===== Listing =====
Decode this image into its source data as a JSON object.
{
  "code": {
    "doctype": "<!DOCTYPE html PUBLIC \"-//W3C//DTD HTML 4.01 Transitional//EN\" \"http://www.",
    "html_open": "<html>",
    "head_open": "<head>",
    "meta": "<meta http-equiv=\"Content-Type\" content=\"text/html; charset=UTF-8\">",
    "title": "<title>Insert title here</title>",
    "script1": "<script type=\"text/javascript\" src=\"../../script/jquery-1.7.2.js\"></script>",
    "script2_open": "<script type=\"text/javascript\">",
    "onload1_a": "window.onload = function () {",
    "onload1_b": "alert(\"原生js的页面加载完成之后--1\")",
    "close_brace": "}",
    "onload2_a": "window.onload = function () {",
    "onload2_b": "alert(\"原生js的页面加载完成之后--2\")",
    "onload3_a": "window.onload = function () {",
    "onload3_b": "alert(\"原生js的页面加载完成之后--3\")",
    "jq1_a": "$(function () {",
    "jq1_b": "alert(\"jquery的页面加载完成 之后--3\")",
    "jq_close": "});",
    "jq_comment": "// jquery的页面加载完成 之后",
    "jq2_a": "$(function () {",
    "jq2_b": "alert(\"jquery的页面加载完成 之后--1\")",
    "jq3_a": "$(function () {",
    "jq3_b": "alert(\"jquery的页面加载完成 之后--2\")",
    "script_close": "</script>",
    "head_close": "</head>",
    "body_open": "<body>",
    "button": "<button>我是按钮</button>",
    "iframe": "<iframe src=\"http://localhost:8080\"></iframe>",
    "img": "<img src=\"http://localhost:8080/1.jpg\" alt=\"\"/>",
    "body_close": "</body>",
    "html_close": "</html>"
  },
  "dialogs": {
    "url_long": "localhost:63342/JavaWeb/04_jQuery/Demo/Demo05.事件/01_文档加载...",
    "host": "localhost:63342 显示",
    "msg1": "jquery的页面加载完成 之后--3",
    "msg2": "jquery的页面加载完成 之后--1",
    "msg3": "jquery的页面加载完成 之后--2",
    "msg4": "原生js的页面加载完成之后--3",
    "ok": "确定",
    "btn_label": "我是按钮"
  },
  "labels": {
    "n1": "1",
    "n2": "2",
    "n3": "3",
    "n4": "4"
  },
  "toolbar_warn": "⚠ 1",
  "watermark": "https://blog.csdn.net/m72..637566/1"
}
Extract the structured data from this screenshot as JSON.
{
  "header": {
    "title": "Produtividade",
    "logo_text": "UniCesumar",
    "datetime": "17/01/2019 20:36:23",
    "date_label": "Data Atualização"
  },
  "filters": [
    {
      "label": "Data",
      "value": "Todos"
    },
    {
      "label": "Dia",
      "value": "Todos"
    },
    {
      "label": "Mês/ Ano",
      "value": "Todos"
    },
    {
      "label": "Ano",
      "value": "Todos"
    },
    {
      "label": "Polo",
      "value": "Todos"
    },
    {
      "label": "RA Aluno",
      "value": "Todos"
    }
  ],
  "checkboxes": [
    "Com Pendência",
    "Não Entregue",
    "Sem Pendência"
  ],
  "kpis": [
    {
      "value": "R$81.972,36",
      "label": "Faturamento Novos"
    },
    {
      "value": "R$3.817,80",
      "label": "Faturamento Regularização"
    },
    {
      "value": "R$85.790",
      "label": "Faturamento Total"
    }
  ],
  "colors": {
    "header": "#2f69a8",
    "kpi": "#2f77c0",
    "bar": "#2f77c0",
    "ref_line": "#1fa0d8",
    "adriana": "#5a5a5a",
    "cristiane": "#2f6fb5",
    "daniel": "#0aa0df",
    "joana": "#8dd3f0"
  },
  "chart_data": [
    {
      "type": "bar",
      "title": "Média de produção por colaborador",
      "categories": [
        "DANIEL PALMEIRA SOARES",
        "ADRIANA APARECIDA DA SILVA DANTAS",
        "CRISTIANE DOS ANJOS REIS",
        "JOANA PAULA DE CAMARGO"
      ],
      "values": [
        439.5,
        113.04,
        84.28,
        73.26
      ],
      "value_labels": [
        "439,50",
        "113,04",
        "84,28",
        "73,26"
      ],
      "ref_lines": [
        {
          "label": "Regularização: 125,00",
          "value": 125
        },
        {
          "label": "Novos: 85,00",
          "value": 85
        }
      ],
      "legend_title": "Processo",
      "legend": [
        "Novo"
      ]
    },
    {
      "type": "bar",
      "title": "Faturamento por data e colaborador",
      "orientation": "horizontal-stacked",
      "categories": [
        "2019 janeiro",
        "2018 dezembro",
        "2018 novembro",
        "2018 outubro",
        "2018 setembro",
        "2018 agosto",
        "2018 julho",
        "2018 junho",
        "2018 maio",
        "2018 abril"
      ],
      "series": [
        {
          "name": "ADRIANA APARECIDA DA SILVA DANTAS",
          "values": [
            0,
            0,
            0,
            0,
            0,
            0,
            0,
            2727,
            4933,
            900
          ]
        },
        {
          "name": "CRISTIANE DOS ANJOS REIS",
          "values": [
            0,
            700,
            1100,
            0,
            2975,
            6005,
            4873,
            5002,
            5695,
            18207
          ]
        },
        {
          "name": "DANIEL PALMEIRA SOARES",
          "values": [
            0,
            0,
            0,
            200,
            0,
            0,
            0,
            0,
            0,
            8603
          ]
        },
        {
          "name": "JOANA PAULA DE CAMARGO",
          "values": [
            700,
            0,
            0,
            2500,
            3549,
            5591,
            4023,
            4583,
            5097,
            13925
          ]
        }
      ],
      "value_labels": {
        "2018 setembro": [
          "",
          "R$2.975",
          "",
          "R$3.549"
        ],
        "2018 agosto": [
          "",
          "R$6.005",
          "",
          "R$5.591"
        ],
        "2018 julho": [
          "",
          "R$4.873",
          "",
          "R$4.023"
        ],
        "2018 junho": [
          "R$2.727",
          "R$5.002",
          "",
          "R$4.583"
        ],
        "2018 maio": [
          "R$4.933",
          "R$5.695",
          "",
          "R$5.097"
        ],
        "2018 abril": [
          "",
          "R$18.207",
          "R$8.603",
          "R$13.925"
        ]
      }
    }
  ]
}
=====
**Problem to work on:** Output each record precisely as given.

**Solution below:**
Decode this image into its source data as a JSON object.
{
  "code": {
    "doctype": "<!DOCTYPE html PUBLIC \"-//W3C//DTD HTML 4.01 Transitional//EN\" \"http://www.",
    "html_open": "<html>",
    "head_open": "<head>",
    "meta": "<meta http-equiv=\"Content-Type\" content=\"text/html; charset=UTF-8\">",
    "title": "<title>Insert title here</title>",
    "script1": "<script type=\"text/javascript\" src=\"../../script/jquery-1.7.2.js\"></script>",
    "script2_open": "<script type=\"text/javascript\">",
    "onload1_a": "window.onload = function () {",
    "onload1_b": "alert(\"原生js的页面加载完成之后--1\")",
    "close_brace": "}",
    "onload2_a": "window.onload = function () {",
    "onload2_b": "alert(\"原生js的页面加载完成之后--2\")",
    "onload3_a": "window.onload = function () {",
    "onload3_b": "alert(\"原生js的页面加载完成之后--3\")",
    "jq1_a": "$(function () {",
    "jq1_b": "alert(\"jquery的页面加载完成 之后--3\")",
    "jq_close": "});",
    "jq_comment": "// jquery的页面加载完成 之后",
    "jq2_a": "$(function () {",
    "jq2_b": "alert(\"jquery的页面加载完成 之后--1\")",
    "jq3_a": "$(function () {",
    "jq3_b": "alert(\"jquery的页面加载完成 之后--2\")",
    "script_close": "</script>",
    "head_close": "</head>",
    "body_open": "<body>",
    "button": "<button>我是按钮</button>",
    "iframe": "<iframe src=\"http://localhost:8080\"></iframe>",
    "img": "<img src=\"http://localhost:8080/1.jpg\" alt=\"\"/>",
    "body_close": "</body>",
    "html_close": "</html>"
  },
  "dialogs": {
    "url_long": "localhost:63342/JavaWeb/04_jQuery/Demo/Demo05.事件/01_文档加载...",
    "host": "localhost:63342 显示",
    "msg1": "jquery的页面加载完成 之后--3",
    "msg2": "jquery的页面加载完成 之后--1",
    "msg3": "jquery的页面加载完成 之后--2",
    "msg4": "原生js的页面加载完成之后--3",
    "ok": "确定",
    "btn_label": "我是按钮"
  },
  "labels": {
    "n1": "1",
    "n2": "2",
    "n3": "3",
    "n4": "4"
  },
  "toolbar_warn": "⚠ 1",
  "watermark": "https://blog.csdn.net/m72..637566/1"
}
Extract the structured data from this screenshot as JSON.
{
  "header": {
    "title": "Produtividade",
    "logo_text": "UniCesumar",
    "datetime": "17/01/2019 20:36:23",
    "date_label": "Data Atualização"
  },
  "filters": [
    {
      "label": "Data",
      "value": "Todos"
    },
    {
      "label": "Dia",
      "value": "Todos"
    },
    {
      "label": "Mês/ Ano",
      "value": "Todos"
    },
    {
      "label": "Ano",
      "value": "Todos"
    },
    {
      "label": "Polo",
      "value": "Todos"
    },
    {
      "label": "RA Aluno",
      "value": "Todos"
    }
  ],
  "checkboxes": [
    "Com Pendência",
    "Não Entregue",
    "Sem Pendência"
  ],
  "kpis": [
    {
      "value": "R$81.972,36",
      "label": "Faturamento Novos"
    },
    {
      "value": "R$3.817,80",
      "label": "Faturamento Regularização"
    },
    {
      "value": "R$85.790",
      "label": "Faturamento Total"
    }
  ],
  "colors": {
    "header": "#2f69a8",
    "kpi": "#2f77c0",
    "bar": "#2f77c0",
    "ref_line": "#1fa0d8",
    "adriana": "#5a5a5a",
    "cristiane": "#2f6fb5",
    "daniel": "#0aa0df",
    "joana": "#8dd3f0"
  },
  "chart_data": [
    {
      "type": "bar",
      "title": "Média de produção por colaborador",
      "categories": [
        "DANIEL PALMEIRA SOARES",
        "ADRIANA APARECIDA DA SILVA DANTAS",
        "CRISTIANE DOS ANJOS REIS",
        "JOANA PAULA DE CAMARGO"
      ],
      "values": [
        439.5,
        113.04,
        84.28,
        73.26
      ],
      "value_labels": [
        "439,50",
        "113,04",
        "84,28",
        "73,26"
      ],
      "ref_lines": [
        {
          "label": "Regularização: 125,00",
          "value": 125
        },
        {
          "label": "Novos: 85,00",
          "value": 85
        }
      ],
      "legend_title": "Processo",
      "legend": [
        "Novo"
      ]
    },
    {
      "type": "bar",
      "title": "Faturamento por data e colaborador",
      "orientation": "horizontal-stacked",
      "categories": [
        "2019 janeiro",
        "2018 dezembro",
        "2018 novembro",
        "2018 outubro",
        "2018 setembro",
        "2018 agosto",
        "2018 julho",
        "2018 junho",
        "2018 maio",
        "2018 abril"
      ],
      "series": [
        {
          "name": "ADRIANA APARECIDA DA SILVA DANTAS",
          "values": [
            0,
            0,
            0,
            0,
            0,
            0,
            0,
            2727,
            4933,
            900
          ]
        },
        {
          "name": "CRISTIANE DOS ANJOS REIS",
          "values": [
            0,
            700,
            1100,
            0,
            2975,
            6005,
            4873,
            5002,
            5695,
            18207
          ]
        },
        {
          "name": "DANIEL PALMEIRA SOARES",
          "values": [
            0,
            0,
            0,
            200,
            0,
            0,
            0,
            0,
            0,
            8603
          ]
        },
        {
          "name": "JOANA PAULA DE CAMARGO",
          "values": [
            700,
            0,
            0,
            2500,
            3549,
            5591,
            4023,
            4583,
            5097,
            13925
          ]
        }
      ],
      "value_labels": {
        "2018 setembro": [
          "",
          "R$2.975",
          "",
          "R$3.549"
        ],
        "2018 agosto": [
          "",
          "R$6.005",
          "",
          "R$5.591"
        ],
        "2018 julho": [
          "",
          "R$4.873",
          "",
          "R$4.023"
        ],
        "2018 junho": [
          "R$2.727",
          "R$5.002",
          "",
          "R$4.583"
        ],
        "2018 maio": [
          "R$4.933",
          "R$5.695",
          "",
          "R$5.097"
        ],
        "2018 abril": [
          "",
          "R$18.207",
          "R$8.603",
          "R$13.925"
        ]
      }
    }
  ]
}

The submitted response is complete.